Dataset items

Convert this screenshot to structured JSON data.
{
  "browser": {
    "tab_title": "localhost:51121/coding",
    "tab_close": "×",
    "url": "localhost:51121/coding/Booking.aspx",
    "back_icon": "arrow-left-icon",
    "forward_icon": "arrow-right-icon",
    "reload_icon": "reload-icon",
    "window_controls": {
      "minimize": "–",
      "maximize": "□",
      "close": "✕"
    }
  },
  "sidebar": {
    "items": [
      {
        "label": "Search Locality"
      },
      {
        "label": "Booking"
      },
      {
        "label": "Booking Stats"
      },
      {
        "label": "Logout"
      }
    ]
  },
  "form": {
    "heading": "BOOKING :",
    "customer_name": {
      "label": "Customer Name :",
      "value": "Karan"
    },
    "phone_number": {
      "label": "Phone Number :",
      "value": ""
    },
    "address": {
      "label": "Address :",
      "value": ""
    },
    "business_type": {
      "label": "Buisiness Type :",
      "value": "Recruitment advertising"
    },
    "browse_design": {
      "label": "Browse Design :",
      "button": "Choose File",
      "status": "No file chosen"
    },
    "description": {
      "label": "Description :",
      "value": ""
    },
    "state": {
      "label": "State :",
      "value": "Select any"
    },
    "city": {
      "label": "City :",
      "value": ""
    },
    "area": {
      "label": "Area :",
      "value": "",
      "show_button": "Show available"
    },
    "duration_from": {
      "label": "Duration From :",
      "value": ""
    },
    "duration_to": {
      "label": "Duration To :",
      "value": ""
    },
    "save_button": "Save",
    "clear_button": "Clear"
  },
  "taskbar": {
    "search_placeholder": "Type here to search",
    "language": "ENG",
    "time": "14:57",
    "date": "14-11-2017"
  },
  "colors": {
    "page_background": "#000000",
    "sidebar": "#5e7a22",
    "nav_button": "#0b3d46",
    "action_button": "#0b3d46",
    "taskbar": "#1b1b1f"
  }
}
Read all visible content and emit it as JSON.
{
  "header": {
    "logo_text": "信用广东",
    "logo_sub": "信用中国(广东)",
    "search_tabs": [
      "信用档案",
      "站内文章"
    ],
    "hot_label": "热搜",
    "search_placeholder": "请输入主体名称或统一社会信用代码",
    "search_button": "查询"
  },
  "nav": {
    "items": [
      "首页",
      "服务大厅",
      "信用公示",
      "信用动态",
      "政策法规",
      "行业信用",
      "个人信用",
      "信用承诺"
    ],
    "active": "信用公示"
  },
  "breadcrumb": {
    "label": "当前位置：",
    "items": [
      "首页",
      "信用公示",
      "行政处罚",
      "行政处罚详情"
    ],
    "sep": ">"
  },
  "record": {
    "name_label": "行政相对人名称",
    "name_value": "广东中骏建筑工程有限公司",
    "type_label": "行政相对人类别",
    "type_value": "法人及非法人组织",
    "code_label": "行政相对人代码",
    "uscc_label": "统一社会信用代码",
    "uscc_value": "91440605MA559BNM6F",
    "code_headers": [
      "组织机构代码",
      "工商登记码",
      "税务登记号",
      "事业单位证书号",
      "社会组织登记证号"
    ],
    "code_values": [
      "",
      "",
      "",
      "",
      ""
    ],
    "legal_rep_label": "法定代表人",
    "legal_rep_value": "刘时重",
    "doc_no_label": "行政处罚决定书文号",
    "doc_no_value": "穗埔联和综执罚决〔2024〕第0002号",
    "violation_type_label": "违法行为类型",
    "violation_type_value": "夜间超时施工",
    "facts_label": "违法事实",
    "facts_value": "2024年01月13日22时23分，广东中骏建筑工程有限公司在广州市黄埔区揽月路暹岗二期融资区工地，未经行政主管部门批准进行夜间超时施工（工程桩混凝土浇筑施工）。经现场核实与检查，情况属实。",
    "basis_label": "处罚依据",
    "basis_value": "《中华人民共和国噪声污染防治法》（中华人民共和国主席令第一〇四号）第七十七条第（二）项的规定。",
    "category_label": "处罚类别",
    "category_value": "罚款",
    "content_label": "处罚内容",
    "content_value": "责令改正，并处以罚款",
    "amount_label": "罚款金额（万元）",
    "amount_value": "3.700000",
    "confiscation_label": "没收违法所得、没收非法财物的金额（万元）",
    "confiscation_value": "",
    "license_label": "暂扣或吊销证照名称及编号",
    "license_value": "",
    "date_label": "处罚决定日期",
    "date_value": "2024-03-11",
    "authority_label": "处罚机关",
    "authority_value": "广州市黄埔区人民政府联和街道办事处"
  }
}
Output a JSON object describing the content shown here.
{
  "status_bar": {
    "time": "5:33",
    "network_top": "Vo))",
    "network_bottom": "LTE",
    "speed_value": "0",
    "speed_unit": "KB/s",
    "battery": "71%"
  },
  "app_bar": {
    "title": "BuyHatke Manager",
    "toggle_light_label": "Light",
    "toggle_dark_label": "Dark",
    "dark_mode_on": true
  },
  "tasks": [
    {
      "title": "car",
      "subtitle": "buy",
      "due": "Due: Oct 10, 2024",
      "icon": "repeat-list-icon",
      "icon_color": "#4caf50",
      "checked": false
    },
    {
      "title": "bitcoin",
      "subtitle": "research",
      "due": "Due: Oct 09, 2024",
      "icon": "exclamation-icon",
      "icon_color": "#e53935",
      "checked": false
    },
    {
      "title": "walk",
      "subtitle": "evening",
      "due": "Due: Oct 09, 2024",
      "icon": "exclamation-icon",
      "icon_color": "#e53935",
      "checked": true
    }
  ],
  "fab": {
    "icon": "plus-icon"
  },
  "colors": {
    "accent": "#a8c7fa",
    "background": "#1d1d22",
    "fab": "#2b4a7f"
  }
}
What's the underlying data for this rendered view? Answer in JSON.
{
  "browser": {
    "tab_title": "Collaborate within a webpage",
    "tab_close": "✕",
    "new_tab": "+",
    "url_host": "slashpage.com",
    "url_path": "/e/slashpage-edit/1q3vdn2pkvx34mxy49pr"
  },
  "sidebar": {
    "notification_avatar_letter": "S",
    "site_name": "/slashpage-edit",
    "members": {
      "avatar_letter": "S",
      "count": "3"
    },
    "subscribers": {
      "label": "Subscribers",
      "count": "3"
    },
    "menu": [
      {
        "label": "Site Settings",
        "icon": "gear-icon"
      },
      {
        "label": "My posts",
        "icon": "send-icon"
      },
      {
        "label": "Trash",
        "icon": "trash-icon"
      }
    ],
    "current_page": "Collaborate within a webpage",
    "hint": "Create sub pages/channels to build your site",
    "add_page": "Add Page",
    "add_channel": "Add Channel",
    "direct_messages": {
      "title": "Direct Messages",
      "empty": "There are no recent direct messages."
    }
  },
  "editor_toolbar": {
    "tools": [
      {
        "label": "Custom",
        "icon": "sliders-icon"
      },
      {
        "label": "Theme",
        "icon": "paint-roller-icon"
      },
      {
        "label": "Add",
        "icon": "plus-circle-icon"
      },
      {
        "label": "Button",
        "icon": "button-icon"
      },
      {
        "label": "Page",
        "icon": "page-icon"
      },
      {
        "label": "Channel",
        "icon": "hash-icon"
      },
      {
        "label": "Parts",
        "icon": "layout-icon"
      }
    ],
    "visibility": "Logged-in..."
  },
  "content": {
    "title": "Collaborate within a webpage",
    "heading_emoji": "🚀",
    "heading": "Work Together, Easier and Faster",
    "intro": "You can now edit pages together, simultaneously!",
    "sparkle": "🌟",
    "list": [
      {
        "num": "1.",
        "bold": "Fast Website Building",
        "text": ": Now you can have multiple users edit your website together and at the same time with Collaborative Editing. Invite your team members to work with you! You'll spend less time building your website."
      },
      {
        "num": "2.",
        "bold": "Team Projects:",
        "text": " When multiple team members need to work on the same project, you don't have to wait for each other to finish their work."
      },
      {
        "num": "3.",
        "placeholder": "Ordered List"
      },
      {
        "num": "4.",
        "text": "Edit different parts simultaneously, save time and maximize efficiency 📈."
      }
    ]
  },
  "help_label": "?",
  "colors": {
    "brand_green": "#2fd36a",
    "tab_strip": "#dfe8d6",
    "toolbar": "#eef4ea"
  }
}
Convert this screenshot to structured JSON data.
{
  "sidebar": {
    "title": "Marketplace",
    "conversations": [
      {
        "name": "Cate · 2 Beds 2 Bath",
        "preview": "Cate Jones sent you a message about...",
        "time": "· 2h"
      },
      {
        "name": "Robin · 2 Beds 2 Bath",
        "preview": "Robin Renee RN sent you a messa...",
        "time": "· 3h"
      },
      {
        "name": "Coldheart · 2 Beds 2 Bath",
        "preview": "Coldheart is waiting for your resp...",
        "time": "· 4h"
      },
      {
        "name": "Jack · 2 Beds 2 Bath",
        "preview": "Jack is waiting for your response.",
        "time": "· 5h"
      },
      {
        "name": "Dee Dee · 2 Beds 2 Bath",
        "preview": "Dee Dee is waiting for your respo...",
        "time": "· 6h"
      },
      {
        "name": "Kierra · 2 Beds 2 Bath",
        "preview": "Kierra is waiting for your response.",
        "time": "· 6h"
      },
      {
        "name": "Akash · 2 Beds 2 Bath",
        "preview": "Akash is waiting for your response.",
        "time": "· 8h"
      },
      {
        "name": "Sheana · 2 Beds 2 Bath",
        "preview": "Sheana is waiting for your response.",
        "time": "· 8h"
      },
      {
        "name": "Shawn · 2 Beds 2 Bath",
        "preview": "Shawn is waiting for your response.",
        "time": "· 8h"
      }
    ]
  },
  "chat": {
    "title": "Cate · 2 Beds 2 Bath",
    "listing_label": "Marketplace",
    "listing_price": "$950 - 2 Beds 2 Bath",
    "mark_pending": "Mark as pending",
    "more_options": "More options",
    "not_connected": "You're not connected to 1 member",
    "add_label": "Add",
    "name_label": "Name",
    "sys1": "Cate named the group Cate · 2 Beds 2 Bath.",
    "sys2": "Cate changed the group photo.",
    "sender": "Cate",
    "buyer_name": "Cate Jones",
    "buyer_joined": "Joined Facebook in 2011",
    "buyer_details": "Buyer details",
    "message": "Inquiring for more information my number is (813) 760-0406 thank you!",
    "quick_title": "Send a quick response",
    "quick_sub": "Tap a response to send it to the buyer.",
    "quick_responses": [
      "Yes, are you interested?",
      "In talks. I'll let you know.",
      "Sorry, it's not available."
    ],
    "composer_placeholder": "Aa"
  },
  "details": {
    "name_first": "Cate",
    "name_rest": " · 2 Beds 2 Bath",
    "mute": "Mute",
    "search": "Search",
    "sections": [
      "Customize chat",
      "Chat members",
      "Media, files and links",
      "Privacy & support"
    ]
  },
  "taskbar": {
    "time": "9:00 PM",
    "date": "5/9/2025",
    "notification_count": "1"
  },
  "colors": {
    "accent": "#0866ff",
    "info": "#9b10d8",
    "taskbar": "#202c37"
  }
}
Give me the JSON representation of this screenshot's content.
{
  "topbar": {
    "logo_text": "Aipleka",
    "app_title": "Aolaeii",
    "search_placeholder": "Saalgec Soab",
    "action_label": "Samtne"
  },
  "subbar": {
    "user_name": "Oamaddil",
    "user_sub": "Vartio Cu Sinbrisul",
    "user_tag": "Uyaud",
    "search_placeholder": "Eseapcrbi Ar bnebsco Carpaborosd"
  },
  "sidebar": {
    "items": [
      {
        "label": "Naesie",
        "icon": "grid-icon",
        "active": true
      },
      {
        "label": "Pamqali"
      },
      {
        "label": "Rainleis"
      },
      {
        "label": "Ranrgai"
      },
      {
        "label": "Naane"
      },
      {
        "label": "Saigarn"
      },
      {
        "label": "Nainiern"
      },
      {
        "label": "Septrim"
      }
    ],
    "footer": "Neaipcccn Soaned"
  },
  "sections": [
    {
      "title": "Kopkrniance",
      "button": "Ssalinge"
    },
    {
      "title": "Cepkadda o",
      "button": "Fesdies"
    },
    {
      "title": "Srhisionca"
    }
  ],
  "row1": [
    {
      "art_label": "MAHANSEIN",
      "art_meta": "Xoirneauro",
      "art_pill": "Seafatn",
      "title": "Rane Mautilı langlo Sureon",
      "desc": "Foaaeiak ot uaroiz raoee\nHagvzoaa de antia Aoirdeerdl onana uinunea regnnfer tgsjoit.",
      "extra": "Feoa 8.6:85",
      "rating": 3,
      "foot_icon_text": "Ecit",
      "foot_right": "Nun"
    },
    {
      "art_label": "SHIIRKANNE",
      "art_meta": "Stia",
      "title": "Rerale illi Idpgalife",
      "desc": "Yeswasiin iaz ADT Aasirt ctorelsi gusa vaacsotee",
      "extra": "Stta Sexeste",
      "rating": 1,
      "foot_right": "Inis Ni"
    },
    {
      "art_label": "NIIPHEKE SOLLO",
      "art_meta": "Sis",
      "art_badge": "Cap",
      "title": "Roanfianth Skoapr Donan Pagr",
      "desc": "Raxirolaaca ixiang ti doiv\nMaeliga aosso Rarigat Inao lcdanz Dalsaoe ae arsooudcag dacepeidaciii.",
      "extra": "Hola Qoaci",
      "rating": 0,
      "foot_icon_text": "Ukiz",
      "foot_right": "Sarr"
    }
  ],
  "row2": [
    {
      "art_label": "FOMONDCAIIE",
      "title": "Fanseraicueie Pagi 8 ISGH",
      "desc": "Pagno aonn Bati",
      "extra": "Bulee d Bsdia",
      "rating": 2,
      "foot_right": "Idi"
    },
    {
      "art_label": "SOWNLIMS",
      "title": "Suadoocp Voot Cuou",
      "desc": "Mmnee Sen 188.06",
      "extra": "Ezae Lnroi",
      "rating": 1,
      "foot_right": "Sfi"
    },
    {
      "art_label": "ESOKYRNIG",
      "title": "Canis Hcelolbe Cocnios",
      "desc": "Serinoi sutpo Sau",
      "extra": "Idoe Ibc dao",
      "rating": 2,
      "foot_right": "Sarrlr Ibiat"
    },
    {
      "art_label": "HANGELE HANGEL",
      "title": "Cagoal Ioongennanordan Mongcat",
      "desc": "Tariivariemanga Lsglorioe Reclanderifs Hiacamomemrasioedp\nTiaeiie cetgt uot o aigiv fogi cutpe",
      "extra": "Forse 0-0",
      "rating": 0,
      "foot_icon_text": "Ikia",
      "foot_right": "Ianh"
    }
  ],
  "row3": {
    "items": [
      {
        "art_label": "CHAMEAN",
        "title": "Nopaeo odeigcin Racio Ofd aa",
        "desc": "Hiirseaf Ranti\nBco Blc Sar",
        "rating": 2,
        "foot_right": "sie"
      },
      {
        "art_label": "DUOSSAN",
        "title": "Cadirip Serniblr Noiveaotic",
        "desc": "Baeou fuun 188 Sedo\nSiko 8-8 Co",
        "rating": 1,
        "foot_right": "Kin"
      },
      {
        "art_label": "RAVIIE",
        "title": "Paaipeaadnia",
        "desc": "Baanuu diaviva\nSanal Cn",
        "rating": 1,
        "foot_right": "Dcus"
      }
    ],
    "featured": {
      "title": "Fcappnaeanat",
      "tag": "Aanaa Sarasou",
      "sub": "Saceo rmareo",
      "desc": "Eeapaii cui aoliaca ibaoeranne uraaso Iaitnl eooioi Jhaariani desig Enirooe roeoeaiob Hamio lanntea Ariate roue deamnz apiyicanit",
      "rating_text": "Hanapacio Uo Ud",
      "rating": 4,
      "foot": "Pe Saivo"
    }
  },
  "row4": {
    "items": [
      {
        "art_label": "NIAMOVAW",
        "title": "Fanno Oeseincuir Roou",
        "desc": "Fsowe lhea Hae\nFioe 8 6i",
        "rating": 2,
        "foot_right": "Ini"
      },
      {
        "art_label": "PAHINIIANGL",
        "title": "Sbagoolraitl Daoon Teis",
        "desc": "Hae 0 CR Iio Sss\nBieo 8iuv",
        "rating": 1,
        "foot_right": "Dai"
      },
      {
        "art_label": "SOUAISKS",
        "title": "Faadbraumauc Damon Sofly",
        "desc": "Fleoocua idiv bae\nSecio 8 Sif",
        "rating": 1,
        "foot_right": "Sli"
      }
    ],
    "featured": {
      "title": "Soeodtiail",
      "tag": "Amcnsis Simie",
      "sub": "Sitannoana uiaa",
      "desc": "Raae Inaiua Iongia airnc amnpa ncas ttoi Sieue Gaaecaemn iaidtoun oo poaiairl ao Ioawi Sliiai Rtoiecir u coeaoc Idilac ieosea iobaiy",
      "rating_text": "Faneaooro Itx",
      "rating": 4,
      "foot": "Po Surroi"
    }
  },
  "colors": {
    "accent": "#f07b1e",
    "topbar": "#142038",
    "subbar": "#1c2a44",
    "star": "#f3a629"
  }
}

* **Prompt**:
Go through the data and gather every line that holds "accent".

* **The answer**:
    "accent": "#a8c7fa",
    "accent": "#0866ff",
    "accent": "#f07b1e",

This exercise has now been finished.